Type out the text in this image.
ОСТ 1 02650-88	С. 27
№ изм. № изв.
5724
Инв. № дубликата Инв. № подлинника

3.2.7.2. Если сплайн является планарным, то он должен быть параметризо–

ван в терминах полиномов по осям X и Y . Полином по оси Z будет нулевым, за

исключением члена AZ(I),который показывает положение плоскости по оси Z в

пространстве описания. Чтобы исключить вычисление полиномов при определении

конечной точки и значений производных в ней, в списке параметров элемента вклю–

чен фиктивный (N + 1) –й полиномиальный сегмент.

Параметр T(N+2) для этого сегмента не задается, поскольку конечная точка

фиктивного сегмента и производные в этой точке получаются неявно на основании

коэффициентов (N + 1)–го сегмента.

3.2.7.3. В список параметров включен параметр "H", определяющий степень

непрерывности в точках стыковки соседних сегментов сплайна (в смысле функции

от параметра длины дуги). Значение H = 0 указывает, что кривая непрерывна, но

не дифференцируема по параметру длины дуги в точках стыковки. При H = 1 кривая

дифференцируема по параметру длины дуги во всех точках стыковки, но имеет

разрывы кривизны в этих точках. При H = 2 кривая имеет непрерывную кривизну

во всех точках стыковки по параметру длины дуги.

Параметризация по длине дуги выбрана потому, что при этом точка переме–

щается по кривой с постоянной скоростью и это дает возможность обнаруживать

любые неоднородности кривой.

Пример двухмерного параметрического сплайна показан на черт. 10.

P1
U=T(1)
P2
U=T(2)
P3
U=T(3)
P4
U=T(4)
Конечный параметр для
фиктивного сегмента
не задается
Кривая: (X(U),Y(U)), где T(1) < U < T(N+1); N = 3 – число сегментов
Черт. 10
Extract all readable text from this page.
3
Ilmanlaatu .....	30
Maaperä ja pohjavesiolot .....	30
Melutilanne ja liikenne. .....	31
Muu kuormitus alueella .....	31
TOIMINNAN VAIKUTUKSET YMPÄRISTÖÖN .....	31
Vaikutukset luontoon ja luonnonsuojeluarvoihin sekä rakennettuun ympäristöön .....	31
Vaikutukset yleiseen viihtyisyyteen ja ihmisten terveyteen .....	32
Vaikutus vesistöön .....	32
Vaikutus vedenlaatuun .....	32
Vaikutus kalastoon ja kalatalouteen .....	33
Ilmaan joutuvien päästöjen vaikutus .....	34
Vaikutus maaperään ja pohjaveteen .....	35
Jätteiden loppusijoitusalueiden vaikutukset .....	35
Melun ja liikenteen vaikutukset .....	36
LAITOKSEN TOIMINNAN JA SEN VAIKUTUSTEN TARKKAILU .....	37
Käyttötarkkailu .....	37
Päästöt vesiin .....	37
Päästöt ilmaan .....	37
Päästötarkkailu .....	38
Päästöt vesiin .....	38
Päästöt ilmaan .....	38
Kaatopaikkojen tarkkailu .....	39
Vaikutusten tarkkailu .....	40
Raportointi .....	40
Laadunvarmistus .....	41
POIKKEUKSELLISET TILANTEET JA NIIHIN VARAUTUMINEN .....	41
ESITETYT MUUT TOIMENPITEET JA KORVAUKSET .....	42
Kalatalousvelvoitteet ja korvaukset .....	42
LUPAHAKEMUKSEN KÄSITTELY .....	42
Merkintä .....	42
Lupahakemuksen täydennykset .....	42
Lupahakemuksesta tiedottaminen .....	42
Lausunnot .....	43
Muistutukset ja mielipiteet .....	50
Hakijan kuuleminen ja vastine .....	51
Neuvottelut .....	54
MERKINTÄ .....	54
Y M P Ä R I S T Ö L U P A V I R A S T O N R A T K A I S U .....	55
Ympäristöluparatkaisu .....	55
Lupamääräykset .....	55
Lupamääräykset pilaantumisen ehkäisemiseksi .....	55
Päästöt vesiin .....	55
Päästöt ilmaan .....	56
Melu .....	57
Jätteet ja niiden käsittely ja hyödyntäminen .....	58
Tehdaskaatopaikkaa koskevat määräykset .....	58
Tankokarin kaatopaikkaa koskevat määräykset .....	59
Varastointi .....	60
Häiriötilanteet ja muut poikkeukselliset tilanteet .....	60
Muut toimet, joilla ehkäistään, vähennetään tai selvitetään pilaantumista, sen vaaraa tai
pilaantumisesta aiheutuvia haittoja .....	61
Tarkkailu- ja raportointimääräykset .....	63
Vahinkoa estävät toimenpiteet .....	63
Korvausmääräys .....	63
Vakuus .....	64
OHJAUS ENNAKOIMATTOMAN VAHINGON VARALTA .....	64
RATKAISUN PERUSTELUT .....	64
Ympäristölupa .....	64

REQUIRED TASK: Write out every line of the records exactly.

FINISHED TASK:
Type out the text in this image.
ОСТ 1 02650-88	С. 27
№ изм. № изв.
5724
Инв. № дубликата Инв. № подлинника

3.2.7.2. Если сплайн является планарным, то он должен быть параметризо–

ван в терминах полиномов по осям X и Y . Полином по оси Z будет нулевым, за

исключением члена AZ(I),который показывает положение плоскости по оси Z в

пространстве описания. Чтобы исключить вычисление полиномов при определении

конечной точки и значений производных в ней, в списке параметров элемента вклю–

чен фиктивный (N + 1) –й полиномиальный сегмент.

Параметр T(N+2) для этого сегмента не задается, поскольку конечная точка

фиктивного сегмента и производные в этой точке получаются неявно на основании

коэффициентов (N + 1)–го сегмента.

3.2.7.3. В список параметров включен параметр "H", определяющий степень

непрерывности в точках стыковки соседних сегментов сплайна (в смысле функции

от параметра длины дуги). Значение H = 0 указывает, что кривая непрерывна, но

не дифференцируема по параметру длины дуги в точках стыковки. При H = 1 кривая

дифференцируема по параметру длины дуги во всех точках стыковки, но имеет

разрывы кривизны в этих точках. При H = 2 кривая имеет непрерывную кривизну

во всех точках стыковки по параметру длины дуги.

Параметризация по длине дуги выбрана потому, что при этом точка переме–

щается по кривой с постоянной скоростью и это дает возможность обнаруживать

любые неоднородности кривой.

Пример двухмерного параметрического сплайна показан на черт. 10.

P1
U=T(1)
P2
U=T(2)
P3
U=T(3)
P4
U=T(4)
Конечный параметр для
фиктивного сегмента
не задается
Кривая: (X(U),Y(U)), где T(1) < U < T(N+1); N = 3 – число сегментов
Черт. 10
Extract all readable text from this page.
3
Ilmanlaatu .....	30
Maaperä ja pohjavesiolot .....	30
Melutilanne ja liikenne. .....	31
Muu kuormitus alueella .....	31
TOIMINNAN VAIKUTUKSET YMPÄRISTÖÖN .....	31
Vaikutukset luontoon ja luonnonsuojeluarvoihin sekä rakennettuun ympäristöön .....	31
Vaikutukset yleiseen viihtyisyyteen ja ihmisten terveyteen .....	32
Vaikutus vesistöön .....	32
Vaikutus vedenlaatuun .....	32
Vaikutus kalastoon ja kalatalouteen .....	33
Ilmaan joutuvien päästöjen vaikutus .....	34
Vaikutus maaperään ja pohjaveteen .....	35
Jätteiden loppusijoitusalueiden vaikutukset .....	35
Melun ja liikenteen vaikutukset .....	36
LAITOKSEN TOIMINNAN JA SEN VAIKUTUSTEN TARKKAILU .....	37
Käyttötarkkailu .....	37
Päästöt vesiin .....	37
Päästöt ilmaan .....	37
Päästötarkkailu .....	38
Päästöt vesiin .....	38
Päästöt ilmaan .....	38
Kaatopaikkojen tarkkailu .....	39
Vaikutusten tarkkailu .....	40
Raportointi .....	40
Laadunvarmistus .....	41
POIKKEUKSELLISET TILANTEET JA NIIHIN VARAUTUMINEN .....	41
ESITETYT MUUT TOIMENPITEET JA KORVAUKSET .....	42
Kalatalousvelvoitteet ja korvaukset .....	42
LUPAHAKEMUKSEN KÄSITTELY .....	42
Merkintä .....	42
Lupahakemuksen täydennykset .....	42
Lupahakemuksesta tiedottaminen .....	42
Lausunnot .....	43
Muistutukset ja mielipiteet .....	50
Hakijan kuuleminen ja vastine .....	51
Neuvottelut .....	54
MERKINTÄ .....	54
Y M P Ä R I S T Ö L U P A V I R A S T O N R A T K A I S U .....	55
Ympäristöluparatkaisu .....	55
Lupamääräykset .....	55
Lupamääräykset pilaantumisen ehkäisemiseksi .....	55
Päästöt vesiin .....	55
Päästöt ilmaan .....	56
Melu .....	57
Jätteet ja niiden käsittely ja hyödyntäminen .....	58
Tehdaskaatopaikkaa koskevat määräykset .....	58
Tankokarin kaatopaikkaa koskevat määräykset .....	59
Varastointi .....	60
Häiriötilanteet ja muut poikkeukselliset tilanteet .....	60
Muut toimet, joilla ehkäistään, vähennetään tai selvitetään pilaantumista, sen vaaraa tai
pilaantumisesta aiheutuvia haittoja .....	61
Tarkkailu- ja raportointimääräykset .....	63
Vahinkoa estävät toimenpiteet .....	63
Korvausmääräys .....	63
Vakuus .....	64
OHJAUS ENNAKOIMATTOMAN VAHINGON VARALTA .....	64
RATKAISUN PERUSTELUT .....	64
Ympäristölupa .....	64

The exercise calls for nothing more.